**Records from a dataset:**

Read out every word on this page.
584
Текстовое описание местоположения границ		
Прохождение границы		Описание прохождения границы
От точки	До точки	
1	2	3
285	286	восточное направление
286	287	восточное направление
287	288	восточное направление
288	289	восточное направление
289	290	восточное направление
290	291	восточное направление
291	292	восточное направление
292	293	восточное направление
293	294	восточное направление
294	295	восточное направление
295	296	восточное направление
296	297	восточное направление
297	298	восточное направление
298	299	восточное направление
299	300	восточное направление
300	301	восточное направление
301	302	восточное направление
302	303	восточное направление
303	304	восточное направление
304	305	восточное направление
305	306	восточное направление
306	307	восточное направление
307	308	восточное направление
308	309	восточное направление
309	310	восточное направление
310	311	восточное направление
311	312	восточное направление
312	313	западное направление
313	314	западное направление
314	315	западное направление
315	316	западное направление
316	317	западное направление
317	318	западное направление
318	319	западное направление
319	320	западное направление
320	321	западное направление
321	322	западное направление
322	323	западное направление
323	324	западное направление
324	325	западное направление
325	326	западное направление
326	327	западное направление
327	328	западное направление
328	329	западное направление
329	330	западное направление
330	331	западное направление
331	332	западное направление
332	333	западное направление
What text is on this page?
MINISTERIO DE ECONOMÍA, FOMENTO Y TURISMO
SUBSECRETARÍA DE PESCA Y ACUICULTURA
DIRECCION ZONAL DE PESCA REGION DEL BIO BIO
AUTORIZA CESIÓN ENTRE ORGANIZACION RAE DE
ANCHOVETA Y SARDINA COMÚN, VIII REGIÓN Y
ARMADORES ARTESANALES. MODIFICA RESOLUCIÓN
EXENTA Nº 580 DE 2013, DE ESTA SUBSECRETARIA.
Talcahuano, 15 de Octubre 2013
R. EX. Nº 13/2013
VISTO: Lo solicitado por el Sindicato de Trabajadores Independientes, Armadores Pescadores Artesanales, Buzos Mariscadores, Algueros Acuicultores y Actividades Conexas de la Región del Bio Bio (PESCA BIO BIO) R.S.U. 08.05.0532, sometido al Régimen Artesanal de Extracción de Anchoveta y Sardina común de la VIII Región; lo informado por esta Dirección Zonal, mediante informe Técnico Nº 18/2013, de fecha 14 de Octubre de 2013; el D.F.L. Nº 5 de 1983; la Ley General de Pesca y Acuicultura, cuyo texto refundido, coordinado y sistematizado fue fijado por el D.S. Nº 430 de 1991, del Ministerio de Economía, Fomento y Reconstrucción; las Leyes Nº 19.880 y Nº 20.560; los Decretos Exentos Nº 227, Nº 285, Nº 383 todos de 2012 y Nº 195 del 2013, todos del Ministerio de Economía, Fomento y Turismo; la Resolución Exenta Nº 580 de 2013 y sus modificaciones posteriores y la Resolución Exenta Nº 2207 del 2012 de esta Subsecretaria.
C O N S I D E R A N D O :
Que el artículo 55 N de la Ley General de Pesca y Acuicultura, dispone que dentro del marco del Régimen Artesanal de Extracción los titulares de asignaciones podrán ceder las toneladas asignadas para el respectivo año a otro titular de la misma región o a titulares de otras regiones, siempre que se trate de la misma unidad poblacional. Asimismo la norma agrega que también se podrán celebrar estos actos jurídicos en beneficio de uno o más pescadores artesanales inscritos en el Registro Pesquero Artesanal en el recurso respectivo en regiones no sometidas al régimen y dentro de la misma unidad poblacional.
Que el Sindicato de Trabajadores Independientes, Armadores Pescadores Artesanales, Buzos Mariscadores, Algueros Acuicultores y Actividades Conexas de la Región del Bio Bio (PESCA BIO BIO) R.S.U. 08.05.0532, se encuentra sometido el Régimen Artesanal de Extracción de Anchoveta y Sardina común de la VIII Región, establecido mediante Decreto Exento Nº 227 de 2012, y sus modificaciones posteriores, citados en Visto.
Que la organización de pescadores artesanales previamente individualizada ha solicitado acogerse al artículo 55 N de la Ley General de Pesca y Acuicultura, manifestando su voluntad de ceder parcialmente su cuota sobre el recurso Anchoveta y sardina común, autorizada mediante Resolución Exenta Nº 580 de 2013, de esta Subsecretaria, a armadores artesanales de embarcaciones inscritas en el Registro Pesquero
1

**Task to complete:** Using the material above, state how many lines include the string "artículo". Answer with a single number.

**Complete output:** 2